[WHAT TO DO]:
How many lines in this material include the string "from"? Answer with the number and nothing further.
— Begin —
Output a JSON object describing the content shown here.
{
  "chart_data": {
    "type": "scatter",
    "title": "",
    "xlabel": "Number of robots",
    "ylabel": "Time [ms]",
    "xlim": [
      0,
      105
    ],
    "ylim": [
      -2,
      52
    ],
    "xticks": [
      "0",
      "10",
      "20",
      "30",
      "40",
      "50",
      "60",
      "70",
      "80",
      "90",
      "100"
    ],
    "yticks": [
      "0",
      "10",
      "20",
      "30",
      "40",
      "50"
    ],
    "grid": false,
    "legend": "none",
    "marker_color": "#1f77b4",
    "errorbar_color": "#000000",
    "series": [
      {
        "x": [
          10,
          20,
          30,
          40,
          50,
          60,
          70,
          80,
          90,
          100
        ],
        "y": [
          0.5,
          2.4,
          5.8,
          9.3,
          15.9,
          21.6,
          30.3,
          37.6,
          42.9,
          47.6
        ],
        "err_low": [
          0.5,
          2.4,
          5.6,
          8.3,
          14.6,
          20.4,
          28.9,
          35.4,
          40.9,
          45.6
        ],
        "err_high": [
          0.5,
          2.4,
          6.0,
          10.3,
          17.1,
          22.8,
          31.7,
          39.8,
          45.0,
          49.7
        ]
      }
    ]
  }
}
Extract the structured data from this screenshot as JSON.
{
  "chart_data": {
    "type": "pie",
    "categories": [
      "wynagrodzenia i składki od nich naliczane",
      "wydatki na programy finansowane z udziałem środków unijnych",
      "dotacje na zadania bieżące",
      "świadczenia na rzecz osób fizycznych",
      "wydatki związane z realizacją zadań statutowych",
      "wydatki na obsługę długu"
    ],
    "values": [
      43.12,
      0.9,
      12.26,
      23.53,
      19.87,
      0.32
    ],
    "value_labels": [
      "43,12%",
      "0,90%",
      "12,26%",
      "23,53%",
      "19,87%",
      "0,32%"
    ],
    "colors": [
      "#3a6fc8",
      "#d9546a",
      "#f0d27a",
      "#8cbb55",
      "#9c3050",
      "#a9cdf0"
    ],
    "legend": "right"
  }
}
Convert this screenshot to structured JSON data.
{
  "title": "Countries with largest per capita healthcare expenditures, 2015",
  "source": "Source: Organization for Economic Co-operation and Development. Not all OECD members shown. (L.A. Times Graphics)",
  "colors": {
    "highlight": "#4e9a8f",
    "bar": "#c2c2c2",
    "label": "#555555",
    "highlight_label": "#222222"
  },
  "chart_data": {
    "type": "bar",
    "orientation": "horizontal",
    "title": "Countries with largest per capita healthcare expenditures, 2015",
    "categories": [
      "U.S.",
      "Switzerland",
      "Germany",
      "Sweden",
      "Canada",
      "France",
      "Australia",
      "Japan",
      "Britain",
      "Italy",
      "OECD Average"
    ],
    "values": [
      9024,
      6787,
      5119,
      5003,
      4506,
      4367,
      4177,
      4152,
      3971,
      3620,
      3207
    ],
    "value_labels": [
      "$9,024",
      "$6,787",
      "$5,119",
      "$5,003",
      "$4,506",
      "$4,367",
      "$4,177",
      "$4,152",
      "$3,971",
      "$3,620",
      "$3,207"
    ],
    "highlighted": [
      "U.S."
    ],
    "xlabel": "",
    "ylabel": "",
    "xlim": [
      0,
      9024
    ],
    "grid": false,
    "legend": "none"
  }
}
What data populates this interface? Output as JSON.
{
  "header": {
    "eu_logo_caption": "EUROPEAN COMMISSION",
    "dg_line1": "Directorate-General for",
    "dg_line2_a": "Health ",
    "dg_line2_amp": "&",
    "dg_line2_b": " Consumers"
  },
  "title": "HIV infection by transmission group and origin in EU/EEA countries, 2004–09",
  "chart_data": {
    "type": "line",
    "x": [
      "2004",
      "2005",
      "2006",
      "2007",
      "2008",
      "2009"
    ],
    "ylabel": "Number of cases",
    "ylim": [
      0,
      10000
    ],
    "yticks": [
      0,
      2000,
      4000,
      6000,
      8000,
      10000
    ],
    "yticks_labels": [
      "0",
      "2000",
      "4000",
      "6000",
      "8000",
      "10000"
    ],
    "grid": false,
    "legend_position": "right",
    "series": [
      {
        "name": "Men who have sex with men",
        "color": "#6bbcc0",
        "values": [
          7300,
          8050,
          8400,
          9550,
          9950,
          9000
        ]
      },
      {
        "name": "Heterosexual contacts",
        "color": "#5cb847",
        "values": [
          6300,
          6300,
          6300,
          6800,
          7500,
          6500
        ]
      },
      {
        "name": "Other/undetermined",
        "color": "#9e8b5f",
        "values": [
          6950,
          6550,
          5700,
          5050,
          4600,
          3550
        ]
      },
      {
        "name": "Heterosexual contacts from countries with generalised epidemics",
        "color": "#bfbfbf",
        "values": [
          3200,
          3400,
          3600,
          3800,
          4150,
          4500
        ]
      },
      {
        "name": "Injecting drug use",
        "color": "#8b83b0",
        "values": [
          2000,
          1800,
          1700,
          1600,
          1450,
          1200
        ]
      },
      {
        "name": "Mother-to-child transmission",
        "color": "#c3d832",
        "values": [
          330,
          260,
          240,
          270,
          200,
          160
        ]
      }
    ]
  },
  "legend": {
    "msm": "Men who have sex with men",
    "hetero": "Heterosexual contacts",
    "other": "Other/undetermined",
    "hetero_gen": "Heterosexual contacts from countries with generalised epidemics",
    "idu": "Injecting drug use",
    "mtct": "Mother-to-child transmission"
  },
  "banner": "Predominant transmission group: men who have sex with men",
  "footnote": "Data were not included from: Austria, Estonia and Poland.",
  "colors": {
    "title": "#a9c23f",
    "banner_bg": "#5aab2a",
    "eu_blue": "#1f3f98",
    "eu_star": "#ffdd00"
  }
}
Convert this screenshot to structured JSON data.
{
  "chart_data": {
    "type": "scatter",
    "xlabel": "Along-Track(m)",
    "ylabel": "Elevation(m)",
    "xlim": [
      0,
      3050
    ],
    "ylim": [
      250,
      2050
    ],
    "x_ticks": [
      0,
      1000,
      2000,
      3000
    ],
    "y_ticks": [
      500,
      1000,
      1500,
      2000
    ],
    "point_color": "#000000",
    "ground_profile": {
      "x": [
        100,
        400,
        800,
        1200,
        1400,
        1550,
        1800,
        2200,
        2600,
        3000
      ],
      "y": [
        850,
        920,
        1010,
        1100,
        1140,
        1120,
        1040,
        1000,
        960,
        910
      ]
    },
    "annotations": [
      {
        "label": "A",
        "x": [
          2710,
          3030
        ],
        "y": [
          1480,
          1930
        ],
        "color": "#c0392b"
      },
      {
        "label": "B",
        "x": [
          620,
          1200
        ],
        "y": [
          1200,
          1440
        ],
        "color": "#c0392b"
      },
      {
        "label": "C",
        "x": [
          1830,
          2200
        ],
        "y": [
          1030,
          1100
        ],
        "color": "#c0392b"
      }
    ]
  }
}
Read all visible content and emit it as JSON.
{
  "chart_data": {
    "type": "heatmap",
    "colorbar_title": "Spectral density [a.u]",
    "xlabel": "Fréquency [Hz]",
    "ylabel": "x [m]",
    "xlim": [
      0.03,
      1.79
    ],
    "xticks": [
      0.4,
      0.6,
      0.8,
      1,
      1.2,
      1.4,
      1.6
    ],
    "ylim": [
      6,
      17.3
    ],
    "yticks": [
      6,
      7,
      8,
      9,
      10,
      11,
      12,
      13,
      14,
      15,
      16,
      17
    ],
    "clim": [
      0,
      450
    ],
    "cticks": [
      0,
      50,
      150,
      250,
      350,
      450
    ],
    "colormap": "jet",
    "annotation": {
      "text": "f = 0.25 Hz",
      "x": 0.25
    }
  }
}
— End —
[WRITTEN REPLY]:
4